### INSTRUCTIONS FOR THE TASK
Pick out each line with the word "dolarů" from the material that follows.

### RAW RECORDS
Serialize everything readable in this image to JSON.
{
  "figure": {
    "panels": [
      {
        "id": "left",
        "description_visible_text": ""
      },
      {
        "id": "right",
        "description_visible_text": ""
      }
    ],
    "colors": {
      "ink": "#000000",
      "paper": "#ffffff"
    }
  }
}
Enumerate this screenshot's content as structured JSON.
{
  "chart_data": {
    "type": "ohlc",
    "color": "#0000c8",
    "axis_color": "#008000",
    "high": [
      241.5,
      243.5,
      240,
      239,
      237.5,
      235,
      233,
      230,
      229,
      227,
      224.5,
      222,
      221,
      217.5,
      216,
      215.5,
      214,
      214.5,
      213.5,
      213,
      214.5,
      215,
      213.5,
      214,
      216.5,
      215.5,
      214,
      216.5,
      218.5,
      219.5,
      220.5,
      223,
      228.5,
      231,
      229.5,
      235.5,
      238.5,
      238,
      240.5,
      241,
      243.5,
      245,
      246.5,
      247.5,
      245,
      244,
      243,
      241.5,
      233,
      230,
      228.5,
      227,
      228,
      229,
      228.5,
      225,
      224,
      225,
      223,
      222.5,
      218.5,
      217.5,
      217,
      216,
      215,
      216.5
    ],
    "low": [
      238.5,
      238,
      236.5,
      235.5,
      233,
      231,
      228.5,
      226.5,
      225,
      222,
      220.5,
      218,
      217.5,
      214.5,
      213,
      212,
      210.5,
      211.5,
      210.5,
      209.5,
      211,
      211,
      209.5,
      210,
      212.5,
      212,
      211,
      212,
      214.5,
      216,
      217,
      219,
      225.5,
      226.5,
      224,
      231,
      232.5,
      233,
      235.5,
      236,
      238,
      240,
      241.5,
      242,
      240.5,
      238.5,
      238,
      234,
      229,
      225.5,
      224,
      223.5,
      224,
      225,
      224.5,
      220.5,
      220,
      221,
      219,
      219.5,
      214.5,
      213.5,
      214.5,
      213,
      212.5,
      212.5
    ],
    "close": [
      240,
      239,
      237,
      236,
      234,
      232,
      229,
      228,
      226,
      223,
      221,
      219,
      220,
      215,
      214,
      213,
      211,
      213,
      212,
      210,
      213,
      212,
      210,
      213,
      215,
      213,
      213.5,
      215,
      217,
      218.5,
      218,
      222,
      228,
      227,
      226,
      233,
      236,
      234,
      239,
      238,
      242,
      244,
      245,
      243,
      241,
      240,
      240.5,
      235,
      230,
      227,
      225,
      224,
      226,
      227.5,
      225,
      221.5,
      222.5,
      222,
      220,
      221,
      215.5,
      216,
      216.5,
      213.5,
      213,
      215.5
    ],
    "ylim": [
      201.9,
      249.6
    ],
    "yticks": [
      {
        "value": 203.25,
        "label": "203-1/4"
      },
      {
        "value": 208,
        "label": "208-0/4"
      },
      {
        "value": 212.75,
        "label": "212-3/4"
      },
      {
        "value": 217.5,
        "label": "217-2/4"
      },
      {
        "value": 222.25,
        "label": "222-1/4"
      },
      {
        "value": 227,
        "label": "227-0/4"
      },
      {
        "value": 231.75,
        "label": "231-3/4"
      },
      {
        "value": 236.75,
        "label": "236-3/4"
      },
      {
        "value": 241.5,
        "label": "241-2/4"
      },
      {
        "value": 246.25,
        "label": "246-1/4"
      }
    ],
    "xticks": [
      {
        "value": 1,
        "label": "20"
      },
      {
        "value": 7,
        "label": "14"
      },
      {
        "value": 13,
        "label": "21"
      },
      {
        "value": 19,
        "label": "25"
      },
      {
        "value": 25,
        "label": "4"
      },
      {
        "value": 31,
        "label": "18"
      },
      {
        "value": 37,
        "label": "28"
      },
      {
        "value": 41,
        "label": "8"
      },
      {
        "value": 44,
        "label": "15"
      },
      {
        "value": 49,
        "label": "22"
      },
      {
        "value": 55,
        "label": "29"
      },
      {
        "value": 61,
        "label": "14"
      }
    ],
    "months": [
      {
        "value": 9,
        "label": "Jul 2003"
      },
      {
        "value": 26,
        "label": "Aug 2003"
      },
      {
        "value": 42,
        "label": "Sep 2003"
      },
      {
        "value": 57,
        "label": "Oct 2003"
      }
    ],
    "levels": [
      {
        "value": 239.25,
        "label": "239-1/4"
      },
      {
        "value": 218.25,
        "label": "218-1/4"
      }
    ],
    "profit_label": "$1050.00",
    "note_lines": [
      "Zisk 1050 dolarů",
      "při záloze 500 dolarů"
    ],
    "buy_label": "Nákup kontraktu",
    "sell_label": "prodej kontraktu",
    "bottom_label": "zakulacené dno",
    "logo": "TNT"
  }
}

### RESULT
      "Zisk 1050 dolarů",
      "při záloze 500 dolarů"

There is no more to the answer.